**The task**
Reproduce the full listing that appears beneath this instruction exactly.

------------------------------------------------------------

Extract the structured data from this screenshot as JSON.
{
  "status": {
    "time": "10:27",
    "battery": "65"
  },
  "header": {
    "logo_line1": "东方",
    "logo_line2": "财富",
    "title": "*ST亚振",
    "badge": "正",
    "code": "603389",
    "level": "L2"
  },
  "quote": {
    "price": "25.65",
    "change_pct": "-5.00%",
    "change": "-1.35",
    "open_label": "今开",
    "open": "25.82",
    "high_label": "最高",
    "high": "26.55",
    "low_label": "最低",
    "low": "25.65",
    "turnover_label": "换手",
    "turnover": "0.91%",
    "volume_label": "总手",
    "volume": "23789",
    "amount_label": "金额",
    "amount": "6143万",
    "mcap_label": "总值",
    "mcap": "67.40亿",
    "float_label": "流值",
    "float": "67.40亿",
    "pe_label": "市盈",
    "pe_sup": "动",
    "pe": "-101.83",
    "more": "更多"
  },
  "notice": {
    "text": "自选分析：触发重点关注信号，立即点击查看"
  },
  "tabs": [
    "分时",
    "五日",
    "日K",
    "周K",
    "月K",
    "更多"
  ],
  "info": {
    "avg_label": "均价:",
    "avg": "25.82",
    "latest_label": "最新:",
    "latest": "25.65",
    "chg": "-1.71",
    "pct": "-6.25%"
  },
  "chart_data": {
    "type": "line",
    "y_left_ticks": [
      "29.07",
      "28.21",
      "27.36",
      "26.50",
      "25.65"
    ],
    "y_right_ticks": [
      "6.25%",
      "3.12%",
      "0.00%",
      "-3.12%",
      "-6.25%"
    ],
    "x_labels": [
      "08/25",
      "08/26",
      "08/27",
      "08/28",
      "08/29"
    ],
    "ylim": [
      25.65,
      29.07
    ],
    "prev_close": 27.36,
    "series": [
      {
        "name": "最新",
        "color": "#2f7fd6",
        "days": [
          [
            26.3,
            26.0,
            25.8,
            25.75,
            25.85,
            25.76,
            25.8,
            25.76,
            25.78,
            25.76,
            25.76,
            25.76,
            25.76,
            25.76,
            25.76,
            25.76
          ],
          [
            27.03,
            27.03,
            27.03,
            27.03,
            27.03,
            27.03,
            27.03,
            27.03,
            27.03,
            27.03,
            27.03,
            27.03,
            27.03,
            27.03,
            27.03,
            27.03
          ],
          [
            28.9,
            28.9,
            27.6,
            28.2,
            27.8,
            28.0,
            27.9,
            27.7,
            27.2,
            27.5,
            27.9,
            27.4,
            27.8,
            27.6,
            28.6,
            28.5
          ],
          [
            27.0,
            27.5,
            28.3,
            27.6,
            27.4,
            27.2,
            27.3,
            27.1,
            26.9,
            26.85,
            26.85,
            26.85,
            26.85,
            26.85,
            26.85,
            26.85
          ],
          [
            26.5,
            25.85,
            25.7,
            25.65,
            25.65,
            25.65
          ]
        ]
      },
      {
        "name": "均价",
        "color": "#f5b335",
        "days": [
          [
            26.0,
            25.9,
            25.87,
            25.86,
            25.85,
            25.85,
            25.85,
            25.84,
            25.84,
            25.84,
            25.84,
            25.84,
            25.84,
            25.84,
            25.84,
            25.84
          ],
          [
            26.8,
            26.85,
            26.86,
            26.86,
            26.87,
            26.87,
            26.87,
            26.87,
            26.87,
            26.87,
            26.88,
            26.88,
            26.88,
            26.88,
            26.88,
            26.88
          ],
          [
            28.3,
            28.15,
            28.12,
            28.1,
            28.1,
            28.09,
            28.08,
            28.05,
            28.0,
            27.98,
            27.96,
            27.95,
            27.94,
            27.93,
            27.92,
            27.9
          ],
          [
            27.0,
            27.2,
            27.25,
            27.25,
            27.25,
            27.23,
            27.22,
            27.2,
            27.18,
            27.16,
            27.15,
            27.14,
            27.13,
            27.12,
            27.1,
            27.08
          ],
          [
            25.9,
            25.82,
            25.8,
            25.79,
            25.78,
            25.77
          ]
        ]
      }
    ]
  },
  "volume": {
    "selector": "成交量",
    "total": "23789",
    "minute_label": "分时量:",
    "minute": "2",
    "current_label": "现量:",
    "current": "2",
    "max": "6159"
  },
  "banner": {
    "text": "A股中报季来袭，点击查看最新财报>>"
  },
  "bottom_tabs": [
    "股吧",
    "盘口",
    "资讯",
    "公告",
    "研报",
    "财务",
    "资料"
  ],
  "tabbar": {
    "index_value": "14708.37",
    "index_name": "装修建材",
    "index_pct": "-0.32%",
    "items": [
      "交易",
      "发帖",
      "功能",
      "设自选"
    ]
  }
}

------------------------------------------------------------

**Answer to the problem**
Extract the structured data from this screenshot as JSON.
{
  "status": {
    "time": "10:27",
    "battery": "65"
  },
  "header": {
    "logo_line1": "东方",
    "logo_line2": "财富",
    "title": "*ST亚振",
    "badge": "正",
    "code": "603389",
    "level": "L2"
  },
  "quote": {
    "price": "25.65",
    "change_pct": "-5.00%",
    "change": "-1.35",
    "open_label": "今开",
    "open": "25.82",
    "high_label": "最高",
    "high": "26.55",
    "low_label": "最低",
    "low": "25.65",
    "turnover_label": "换手",
    "turnover": "0.91%",
    "volume_label": "总手",
    "volume": "23789",
    "amount_label": "金额",
    "amount": "6143万",
    "mcap_label": "总值",
    "mcap": "67.40亿",
    "float_label": "流值",
    "float": "67.40亿",
    "pe_label": "市盈",
    "pe_sup": "动",
    "pe": "-101.83",
    "more": "更多"
  },
  "notice": {
    "text": "自选分析：触发重点关注信号，立即点击查看"
  },
  "tabs": [
    "分时",
    "五日",
    "日K",
    "周K",
    "月K",
    "更多"
  ],
  "info": {
    "avg_label": "均价:",
    "avg": "25.82",
    "latest_label": "最新:",
    "latest": "25.65",
    "chg": "-1.71",
    "pct": "-6.25%"
  },
  "chart_data": {
    "type": "line",
    "y_left_ticks": [
      "29.07",
      "28.21",
      "27.36",
      "26.50",
      "25.65"
    ],
    "y_right_ticks": [
      "6.25%",
      "3.12%",
      "0.00%",
      "-3.12%",
      "-6.25%"
    ],
    "x_labels": [
      "08/25",
      "08/26",
      "08/27",
      "08/28",
      "08/29"
    ],
    "ylim": [
      25.65,
      29.07
    ],
    "prev_close": 27.36,
    "series": [
      {
        "name": "最新",
        "color": "#2f7fd6",
        "days": [
          [
            26.3,
            26.0,
            25.8,
            25.75,
            25.85,
            25.76,
            25.8,
            25.76,
            25.78,
            25.76,
            25.76,
            25.76,
            25.76,
            25.76,
            25.76,
            25.76
          ],
          [
            27.03,
            27.03,
            27.03,
            27.03,
            27.03,
            27.03,
            27.03,
            27.03,
            27.03,
            27.03,
            27.03,
            27.03,
            27.03,
            27.03,
            27.03,
            27.03
          ],
          [
            28.9,
            28.9,
            27.6,
            28.2,
            27.8,
            28.0,
            27.9,
            27.7,
            27.2,
            27.5,
            27.9,
            27.4,
            27.8,
            27.6,
            28.6,
            28.5
          ],
          [
            27.0,
            27.5,
            28.3,
            27.6,
            27.4,
            27.2,
            27.3,
            27.1,
            26.9,
            26.85,
            26.85,
            26.85,
            26.85,
            26.85,
            26.85,
            26.85
          ],
          [
            26.5,
            25.85,
            25.7,
            25.65,
            25.65,
            25.65
          ]
        ]
      },
      {
        "name": "均价",
        "color": "#f5b335",
        "days": [
          [
            26.0,
            25.9,
            25.87,
            25.86,
            25.85,
            25.85,
            25.85,
            25.84,
            25.84,
            25.84,
            25.84,
            25.84,
            25.84,
            25.84,
            25.84,
            25.84
          ],
          [
            26.8,
            26.85,
            26.86,
            26.86,
            26.87,
            26.87,
            26.87,
            26.87,
            26.87,
            26.87,
            26.88,
            26.88,
            26.88,
            26.88,
            26.88,
            26.88
          ],
          [
            28.3,
            28.15,
            28.12,
            28.1,
            28.1,
            28.09,
            28.08,
            28.05,
            28.0,
            27.98,
            27.96,
            27.95,
            27.94,
            27.93,
            27.92,
            27.9
          ],
          [
            27.0,
            27.2,
            27.25,
            27.25,
            27.25,
            27.23,
            27.22,
            27.2,
            27.18,
            27.16,
            27.15,
            27.14,
            27.13,
            27.12,
            27.1,
            27.08
          ],
          [
            25.9,
            25.82,
            25.8,
            25.79,
            25.78,
            25.77
          ]
        ]
      }
    ]
  },
  "volume": {
    "selector": "成交量",
    "total": "23789",
    "minute_label": "分时量:",
    "minute": "2",
    "current_label": "现量:",
    "current": "2",
    "max": "6159"
  },
  "banner": {
    "text": "A股中报季来袭，点击查看最新财报>>"
  },
  "bottom_tabs": [
    "股吧",
    "盘口",
    "资讯",
    "公告",
    "研报",
    "财务",
    "资料"
  ],
  "tabbar": {
    "index_value": "14708.37",
    "index_name": "装修建材",
    "index_pct": "-0.32%",
    "items": [
      "交易",
      "发帖",
      "功能",
      "设自选"
    ]
  }
}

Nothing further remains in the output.